### STATED PROBLEM
Output the data exactly, with every line intact.

(Source records)
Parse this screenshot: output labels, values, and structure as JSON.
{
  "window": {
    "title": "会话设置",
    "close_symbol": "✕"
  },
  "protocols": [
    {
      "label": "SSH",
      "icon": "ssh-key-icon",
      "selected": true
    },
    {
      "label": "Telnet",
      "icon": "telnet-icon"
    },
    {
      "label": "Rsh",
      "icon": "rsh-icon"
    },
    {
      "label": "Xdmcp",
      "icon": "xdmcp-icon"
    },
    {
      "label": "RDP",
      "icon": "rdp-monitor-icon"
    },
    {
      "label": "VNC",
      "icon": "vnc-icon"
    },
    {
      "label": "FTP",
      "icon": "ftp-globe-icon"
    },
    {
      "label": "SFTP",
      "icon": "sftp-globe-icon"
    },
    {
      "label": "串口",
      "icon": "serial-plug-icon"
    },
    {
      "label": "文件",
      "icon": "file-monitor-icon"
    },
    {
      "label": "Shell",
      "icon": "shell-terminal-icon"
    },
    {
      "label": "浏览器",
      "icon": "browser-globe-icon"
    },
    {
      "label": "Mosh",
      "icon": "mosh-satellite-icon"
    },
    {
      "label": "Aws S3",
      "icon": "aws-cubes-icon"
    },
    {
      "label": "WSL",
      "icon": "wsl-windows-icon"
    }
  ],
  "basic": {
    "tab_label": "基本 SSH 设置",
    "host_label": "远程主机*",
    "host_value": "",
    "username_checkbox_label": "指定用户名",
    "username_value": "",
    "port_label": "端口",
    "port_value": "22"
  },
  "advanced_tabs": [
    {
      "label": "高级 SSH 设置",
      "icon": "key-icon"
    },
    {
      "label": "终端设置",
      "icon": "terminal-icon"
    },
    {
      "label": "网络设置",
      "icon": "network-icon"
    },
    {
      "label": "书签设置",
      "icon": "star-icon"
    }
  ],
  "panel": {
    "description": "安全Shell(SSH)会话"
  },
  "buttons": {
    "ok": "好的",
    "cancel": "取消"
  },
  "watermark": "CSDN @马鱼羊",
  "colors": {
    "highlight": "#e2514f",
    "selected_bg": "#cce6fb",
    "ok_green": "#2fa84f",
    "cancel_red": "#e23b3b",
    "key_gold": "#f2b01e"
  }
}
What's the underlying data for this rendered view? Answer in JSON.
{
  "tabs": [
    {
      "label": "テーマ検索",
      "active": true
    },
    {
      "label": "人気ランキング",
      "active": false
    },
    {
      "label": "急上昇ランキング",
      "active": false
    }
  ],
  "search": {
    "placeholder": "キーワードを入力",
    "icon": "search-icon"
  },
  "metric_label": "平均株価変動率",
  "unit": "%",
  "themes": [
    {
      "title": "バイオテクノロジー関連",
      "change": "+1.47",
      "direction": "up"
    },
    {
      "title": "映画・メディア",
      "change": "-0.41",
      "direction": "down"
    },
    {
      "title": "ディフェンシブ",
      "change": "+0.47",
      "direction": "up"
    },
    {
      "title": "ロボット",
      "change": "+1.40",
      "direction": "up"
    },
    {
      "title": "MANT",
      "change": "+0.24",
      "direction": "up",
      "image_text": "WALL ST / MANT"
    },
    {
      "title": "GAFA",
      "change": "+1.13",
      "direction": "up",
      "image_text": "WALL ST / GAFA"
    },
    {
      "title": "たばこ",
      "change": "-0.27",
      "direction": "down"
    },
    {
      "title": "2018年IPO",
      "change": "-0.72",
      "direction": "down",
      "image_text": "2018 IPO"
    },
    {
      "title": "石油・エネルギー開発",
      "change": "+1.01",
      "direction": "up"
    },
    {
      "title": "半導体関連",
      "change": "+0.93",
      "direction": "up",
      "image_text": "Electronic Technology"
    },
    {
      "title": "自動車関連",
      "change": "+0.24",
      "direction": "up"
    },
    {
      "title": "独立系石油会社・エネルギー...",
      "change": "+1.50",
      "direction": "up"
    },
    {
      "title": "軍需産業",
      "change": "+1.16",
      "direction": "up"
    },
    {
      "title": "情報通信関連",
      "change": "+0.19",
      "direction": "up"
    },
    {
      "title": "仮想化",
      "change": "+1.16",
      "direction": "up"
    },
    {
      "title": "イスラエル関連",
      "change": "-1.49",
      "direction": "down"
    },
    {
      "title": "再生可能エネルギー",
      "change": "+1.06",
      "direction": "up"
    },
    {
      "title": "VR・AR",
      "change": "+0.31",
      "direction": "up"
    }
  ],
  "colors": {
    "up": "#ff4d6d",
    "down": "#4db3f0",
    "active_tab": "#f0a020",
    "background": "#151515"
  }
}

### THE REPLY
Parse this screenshot: output labels, values, and structure as JSON.
{
  "window": {
    "title": "会话设置",
    "close_symbol": "✕"
  },
  "protocols": [
    {
      "label": "SSH",
      "icon": "ssh-key-icon",
      "selected": true
    },
    {
      "label": "Telnet",
      "icon": "telnet-icon"
    },
    {
      "label": "Rsh",
      "icon": "rsh-icon"
    },
    {
      "label": "Xdmcp",
      "icon": "xdmcp-icon"
    },
    {
      "label": "RDP",
      "icon": "rdp-monitor-icon"
    },
    {
      "label": "VNC",
      "icon": "vnc-icon"
    },
    {
      "label": "FTP",
      "icon": "ftp-globe-icon"
    },
    {
      "label": "SFTP",
      "icon": "sftp-globe-icon"
    },
    {
      "label": "串口",
      "icon": "serial-plug-icon"
    },
    {
      "label": "文件",
      "icon": "file-monitor-icon"
    },
    {
      "label": "Shell",
      "icon": "shell-terminal-icon"
    },
    {
      "label": "浏览器",
      "icon": "browser-globe-icon"
    },
    {
      "label": "Mosh",
      "icon": "mosh-satellite-icon"
    },
    {
      "label": "Aws S3",
      "icon": "aws-cubes-icon"
    },
    {
      "label": "WSL",
      "icon": "wsl-windows-icon"
    }
  ],
  "basic": {
    "tab_label": "基本 SSH 设置",
    "host_label": "远程主机*",
    "host_value": "",
    "username_checkbox_label": "指定用户名",
    "username_value": "",
    "port_label": "端口",
    "port_value": "22"
  },
  "advanced_tabs": [
    {
      "label": "高级 SSH 设置",
      "icon": "key-icon"
    },
    {
      "label": "终端设置",
      "icon": "terminal-icon"
    },
    {
      "label": "网络设置",
      "icon": "network-icon"
    },
    {
      "label": "书签设置",
      "icon": "star-icon"
    }
  ],
  "panel": {
    "description": "安全Shell(SSH)会话"
  },
  "buttons": {
    "ok": "好的",
    "cancel": "取消"
  },
  "watermark": "CSDN @马鱼羊",
  "colors": {
    "highlight": "#e2514f",
    "selected_bg": "#cce6fb",
    "ok_green": "#2fa84f",
    "cancel_red": "#e23b3b",
    "key_gold": "#f2b01e"
  }
}
What's the underlying data for this rendered view? Answer in JSON.
{
  "tabs": [
    {
      "label": "テーマ検索",
      "active": true
    },
    {
      "label": "人気ランキング",
      "active": false
    },
    {
      "label": "急上昇ランキング",
      "active": false
    }
  ],
  "search": {
    "placeholder": "キーワードを入力",
    "icon": "search-icon"
  },
  "metric_label": "平均株価変動率",
  "unit": "%",
  "themes": [
    {
      "title": "バイオテクノロジー関連",
      "change": "+1.47",
      "direction": "up"
    },
    {
      "title": "映画・メディア",
      "change": "-0.41",
      "direction": "down"
    },
    {
      "title": "ディフェンシブ",
      "change": "+0.47",
      "direction": "up"
    },
    {
      "title": "ロボット",
      "change": "+1.40",
      "direction": "up"
    },
    {
      "title": "MANT",
      "change": "+0.24",
      "direction": "up",
      "image_text": "WALL ST / MANT"
    },
    {
      "title": "GAFA",
      "change": "+1.13",
      "direction": "up",
      "image_text": "WALL ST / GAFA"
    },
    {
      "title": "たばこ",
      "change": "-0.27",
      "direction": "down"
    },
    {
      "title": "2018年IPO",
      "change": "-0.72",
      "direction": "down",
      "image_text": "2018 IPO"
    },
    {
      "title": "石油・エネルギー開発",
      "change": "+1.01",
      "direction": "up"
    },
    {
      "title": "半導体関連",
      "change": "+0.93",
      "direction": "up",
      "image_text": "Electronic Technology"
    },
    {
      "title": "自動車関連",
      "change": "+0.24",
      "direction": "up"
    },
    {
      "title": "独立系石油会社・エネルギー...",
      "change": "+1.50",
      "direction": "up"
    },
    {
      "title": "軍需産業",
      "change": "+1.16",
      "direction": "up"
    },
    {
      "title": "情報通信関連",
      "change": "+0.19",
      "direction": "up"
    },
    {
      "title": "仮想化",
      "change": "+1.16",
      "direction": "up"
    },
    {
      "title": "イスラエル関連",
      "change": "-1.49",
      "direction": "down"
    },
    {
      "title": "再生可能エネルギー",
      "change": "+1.06",
      "direction": "up"
    },
    {
      "title": "VR・AR",
      "change": "+0.31",
      "direction": "up"
    }
  ],
  "colors": {
    "up": "#ff4d6d",
    "down": "#4db3f0",
    "active_tab": "#f0a020",
    "background": "#151515"
  }
}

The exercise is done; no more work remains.